● Supplied entries:
- - - - - - -

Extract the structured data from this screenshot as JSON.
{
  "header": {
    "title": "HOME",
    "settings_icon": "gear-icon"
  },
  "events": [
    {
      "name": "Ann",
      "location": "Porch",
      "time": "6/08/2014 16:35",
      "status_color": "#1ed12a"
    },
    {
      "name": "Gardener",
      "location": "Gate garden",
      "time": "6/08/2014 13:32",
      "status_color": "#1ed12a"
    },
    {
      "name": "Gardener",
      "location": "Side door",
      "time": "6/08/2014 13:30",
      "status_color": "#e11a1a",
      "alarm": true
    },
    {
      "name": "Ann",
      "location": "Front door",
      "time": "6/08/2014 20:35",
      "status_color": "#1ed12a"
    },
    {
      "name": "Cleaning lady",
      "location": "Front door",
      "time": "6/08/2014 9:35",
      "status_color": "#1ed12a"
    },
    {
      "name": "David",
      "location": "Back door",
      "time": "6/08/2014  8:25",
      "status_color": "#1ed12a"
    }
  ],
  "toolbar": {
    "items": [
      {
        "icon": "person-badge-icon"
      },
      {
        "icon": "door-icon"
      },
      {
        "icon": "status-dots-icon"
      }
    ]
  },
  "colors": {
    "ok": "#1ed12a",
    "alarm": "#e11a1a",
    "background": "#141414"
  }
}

- - - - - - -

● Directions for this task:
Each entry above is to be set down again in exactly the same words.

● Task answer:
Extract the structured data from this screenshot as JSON.
{
  "header": {
    "title": "HOME",
    "settings_icon": "gear-icon"
  },
  "events": [
    {
      "name": "Ann",
      "location": "Porch",
      "time": "6/08/2014 16:35",
      "status_color": "#1ed12a"
    },
    {
      "name": "Gardener",
      "location": "Gate garden",
      "time": "6/08/2014 13:32",
      "status_color": "#1ed12a"
    },
    {
      "name": "Gardener",
      "location": "Side door",
      "time": "6/08/2014 13:30",
      "status_color": "#e11a1a",
      "alarm": true
    },
    {
      "name": "Ann",
      "location": "Front door",
      "time": "6/08/2014 20:35",
      "status_color": "#1ed12a"
    },
    {
      "name": "Cleaning lady",
      "location": "Front door",
      "time": "6/08/2014 9:35",
      "status_color": "#1ed12a"
    },
    {
      "name": "David",
      "location": "Back door",
      "time": "6/08/2014  8:25",
      "status_color": "#1ed12a"
    }
  ],
  "toolbar": {
    "items": [
      {
        "icon": "person-badge-icon"
      },
      {
        "icon": "door-icon"
      },
      {
        "icon": "status-dots-icon"
      }
    ]
  },
  "colors": {
    "ok": "#1ed12a",
    "alarm": "#e11a1a",
    "background": "#141414"
  }
}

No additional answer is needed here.